**AIM**
Output the records exactly as they appear, with no pictures included.

┄┄┄┄┄┄

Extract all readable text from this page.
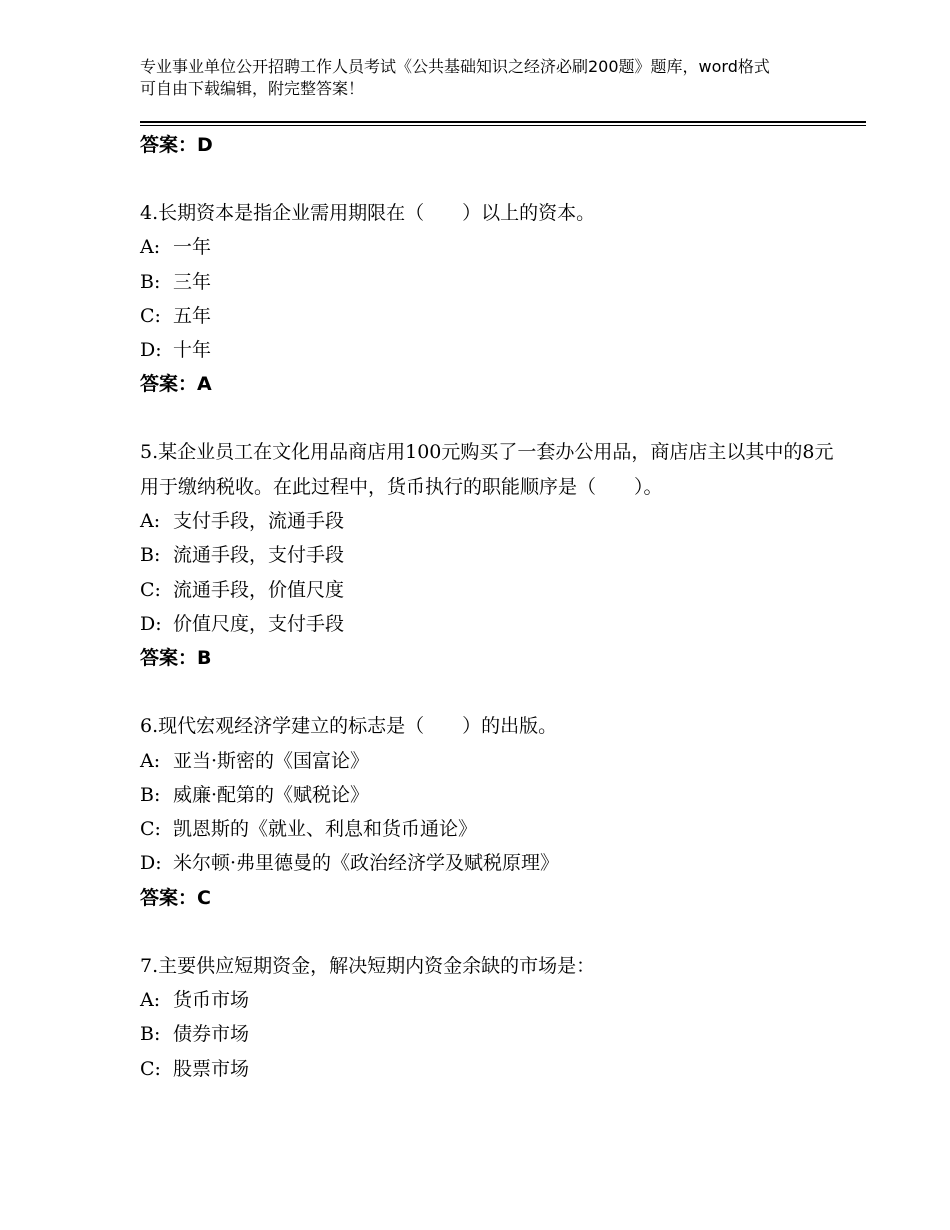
专业事业单位公开招聘工作人员考试《公共基础知识之经济必刷200题》题库，word格式可自由下载编辑，附完整答案！
答案：D
4.长期资本是指企业需用期限在（　　）以上的资本。
A: 一年
B: 三年
C: 五年
D: 十年
答案：A
5.某企业员工在文化用品商店用100元购买了一套办公用品，商店店主以其中的8元用于缴纳税收。在此过程中，货币执行的职能顺序是（　　）。
A: 支付手段，流通手段
B: 流通手段，支付手段
C: 流通手段，价值尺度
D: 价值尺度，支付手段
答案：B
6.现代宏观经济学建立的标志是（　　）的出版。
A: 亚当·斯密的《国富论》
B: 威廉·配第的《赋税论》
C: 凯恩斯的《就业、利息和货币通论》
D: 米尔顿·弗里德曼的《政治经济学及赋税原理》
答案：C
7.主要供应短期资金，解决短期内资金余缺的市场是：
A: 货币市场
B: 债券市场
C: 股票市场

┄┄┄┄┄┄

**SOLUTION FOR THIS PROBLEM**
Extract all readable text from this page.
专业事业单位公开招聘工作人员考试《公共基础知识之经济必刷200题》题库，word格式可自由下载编辑，附完整答案！
答案：D
4.长期资本是指企业需用期限在（　　）以上的资本。
A: 一年
B: 三年
C: 五年
D: 十年
答案：A
5.某企业员工在文化用品商店用100元购买了一套办公用品，商店店主以其中的8元用于缴纳税收。在此过程中，货币执行的职能顺序是（　　）。
A: 支付手段，流通手段
B: 流通手段，支付手段
C: 流通手段，价值尺度
D: 价值尺度，支付手段
答案：B
6.现代宏观经济学建立的标志是（　　）的出版。
A: 亚当·斯密的《国富论》
B: 威廉·配第的《赋税论》
C: 凯恩斯的《就业、利息和货币通论》
D: 米尔顿·弗里德曼的《政治经济学及赋税原理》
答案：C
7.主要供应短期资金，解决短期内资金余缺的市场是：
A: 货币市场
B: 债券市场
C: 股票市场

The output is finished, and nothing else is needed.